_RECORDS FOR PROCESSING_
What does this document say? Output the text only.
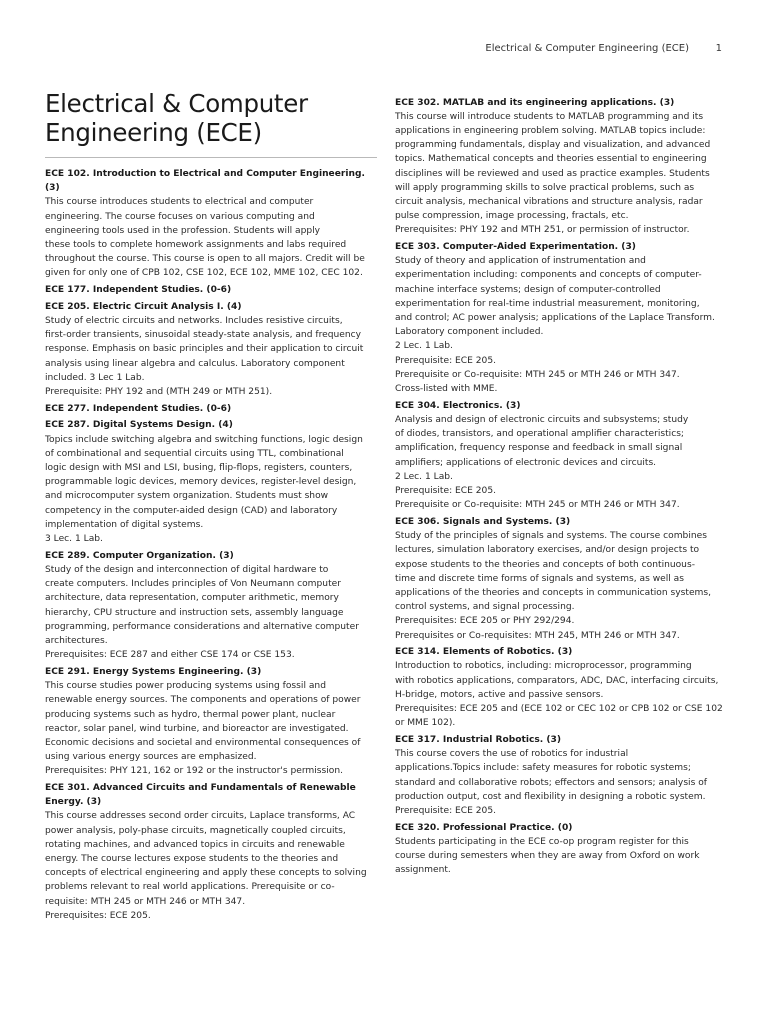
Electrical & Computer Engineering (ECE)	1
Electrical & Computer Engineering (ECE)
ECE 102. Introduction to Electrical and Computer Engineering. (3)
This course introduces students to electrical and computer
engineering. The course focuses on various computing and
engineering tools used in the profession. Students will apply
these tools to complete homework assignments and labs required
throughout the course. This course is open to all majors. Credit will be
given for only one of CPB 102, CSE 102, ECE 102, MME 102, CEC 102.
ECE 177. Independent Studies. (0-6)
ECE 205. Electric Circuit Analysis I. (4)
Study of electric circuits and networks. Includes resistive circuits,
first-order transients, sinusoidal steady-state analysis, and frequency
response. Emphasis on basic principles and their application to circuit
analysis using linear algebra and calculus. Laboratory component
included. 3 Lec 1 Lab.
Prerequisite: PHY 192 and (MTH 249 or MTH 251).
ECE 277. Independent Studies. (0-6)
ECE 287. Digital Systems Design. (4)
Topics include switching algebra and switching functions, logic design
of combinational and sequential circuits using TTL, combinational
logic design with MSI and LSI, busing, flip-flops, registers, counters,
programmable logic devices, memory devices, register-level design,
and microcomputer system organization. Students must show
competency in the computer-aided design (CAD) and laboratory
implementation of digital systems.
3 Lec. 1 Lab.
ECE 289. Computer Organization. (3)
Study of the design and interconnection of digital hardware to
create computers. Includes principles of Von Neumann computer
architecture, data representation, computer arithmetic, memory
hierarchy, CPU structure and instruction sets, assembly language
programming, performance considerations and alternative computer
architectures.
Prerequisites: ECE 287 and either CSE 174 or CSE 153.
ECE 291. Energy Systems Engineering. (3)
This course studies power producing systems using fossil and
renewable energy sources. The components and operations of power
producing systems such as hydro, thermal power plant, nuclear
reactor, solar panel, wind turbine, and bioreactor are investigated.
Economic decisions and societal and environmental consequences of
using various energy sources are emphasized.
Prerequisites: PHY 121, 162 or 192 or the instructor's permission.
ECE 301. Advanced Circuits and Fundamentals of Renewable
Energy. (3)
This course addresses second order circuits, Laplace transforms, AC
power analysis, poly-phase circuits, magnetically coupled circuits,
rotating machines, and advanced topics in circuits and renewable
energy. The course lectures expose students to the theories and
concepts of electrical engineering and apply these concepts to solving
problems relevant to real world applications. Prerequisite or co-
requisite: MTH 245 or MTH 246 or MTH 347.
Prerequisites: ECE 205.
ECE 302. MATLAB and its engineering applications. (3)
This course will introduce students to MATLAB programming and its
applications in engineering problem solving. MATLAB topics include:
programming fundamentals, display and visualization, and advanced
topics. Mathematical concepts and theories essential to engineering
disciplines will be reviewed and used as practice examples. Students
will apply programming skills to solve practical problems, such as
circuit analysis, mechanical vibrations and structure analysis, radar
pulse compression, image processing, fractals, etc.
Prerequisites: PHY 192 and MTH 251, or permission of instructor.
ECE 303. Computer-Aided Experimentation. (3)
Study of theory and application of instrumentation and
experimentation including: components and concepts of computer-
machine interface systems; design of computer-controlled
experimentation for real-time industrial measurement, monitoring,
and control; AC power analysis; applications of the Laplace Transform.
Laboratory component included.
2 Lec. 1 Lab.
Prerequisite: ECE 205.
Prerequisite or Co-requisite: MTH 245 or MTH 246 or MTH 347.
Cross-listed with MME.
ECE 304. Electronics. (3)
Analysis and design of electronic circuits and subsystems; study
of diodes, transistors, and operational amplifier characteristics;
amplification, frequency response and feedback in small signal
amplifiers; applications of electronic devices and circuits.
2 Lec. 1 Lab.
Prerequisite: ECE 205.
Prerequisite or Co-requisite: MTH 245 or MTH 246 or MTH 347.
ECE 306. Signals and Systems. (3)
Study of the principles of signals and systems. The course combines
lectures, simulation laboratory exercises, and/or design projects to
expose students to the theories and concepts of both continuous-
time and discrete time forms of signals and systems, as well as
applications of the theories and concepts in communication systems,
control systems, and signal processing.
Prerequisites: ECE 205 or PHY 292/294.
Prerequisites or Co-requisites: MTH 245, MTH 246 or MTH 347.
ECE 314. Elements of Robotics. (3)
Introduction to robotics, including: microprocessor, programming
with robotics applications, comparators, ADC, DAC, interfacing circuits,
H-bridge, motors, active and passive sensors.
Prerequisites: ECE 205 and (ECE 102 or CEC 102 or CPB 102 or CSE 102
or MME 102).
ECE 317. Industrial Robotics. (3)
This course covers the use of robotics for industrial
applications.Topics include: safety measures for robotic systems;
standard and collaborative robots; effectors and sensors; analysis of
production output, cost and flexibility in designing a robotic system.
Prerequisite: ECE 205.
ECE 320. Professional Practice. (0)
Students participating in the ECE co-op program register for this
course during semesters when they are away from Oxford on work
assignment.
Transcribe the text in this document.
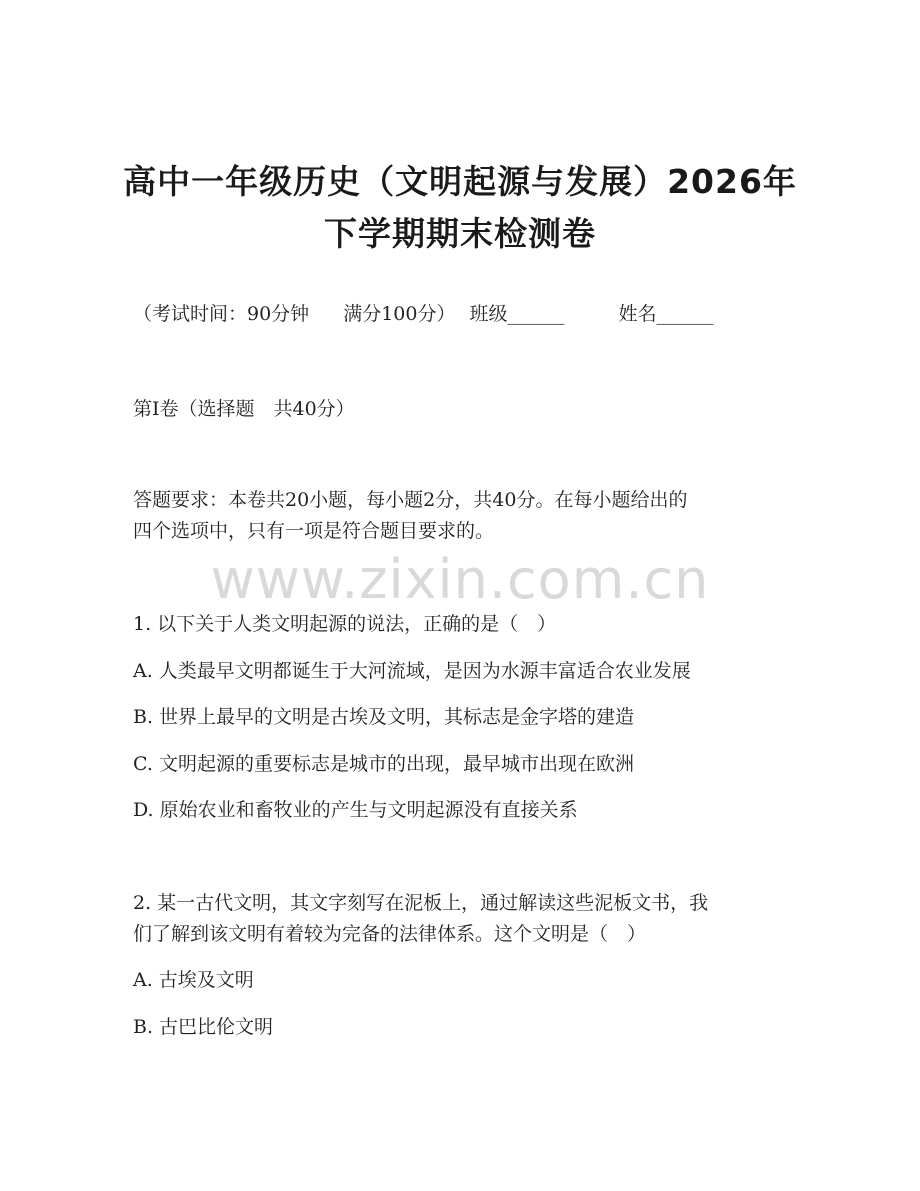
高中一年级历史（文明起源与发展）2026年
下学期期末检测卷
（考试时间：90分钟 满分100分） 班级______	姓名______
第Ⅰ卷（选择题　共40分）
答题要求：本卷共20小题，每小题2分，共40分。在每小题给出的
四个选项中，只有一项是符合题目要求的。
www.zixin.com.cn
1. 以下关于人类文明起源的说法，正确的是（　）
A. 人类最早文明都诞生于大河流域，是因为水源丰富适合农业发展
B. 世界上最早的文明是古埃及文明，其标志是金字塔的建造
C. 文明起源的重要标志是城市的出现，最早城市出现在欧洲
D. 原始农业和畜牧业的产生与文明起源没有直接关系
2. 某一古代文明，其文字刻写在泥板上，通过解读这些泥板文书，我
们了解到该文明有着较为完备的法律体系。这个文明是（　）
A. 古埃及文明
B. 古巴比伦文明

_WRITTEN PROBLEM_
Collect the lines of the records that include the string "only".

_ANSWER TO THE TASK_
What does this document say? Output the text only.
given for only one of CPB 102, CSE 102, ECE 102, MME 102, CEC 102.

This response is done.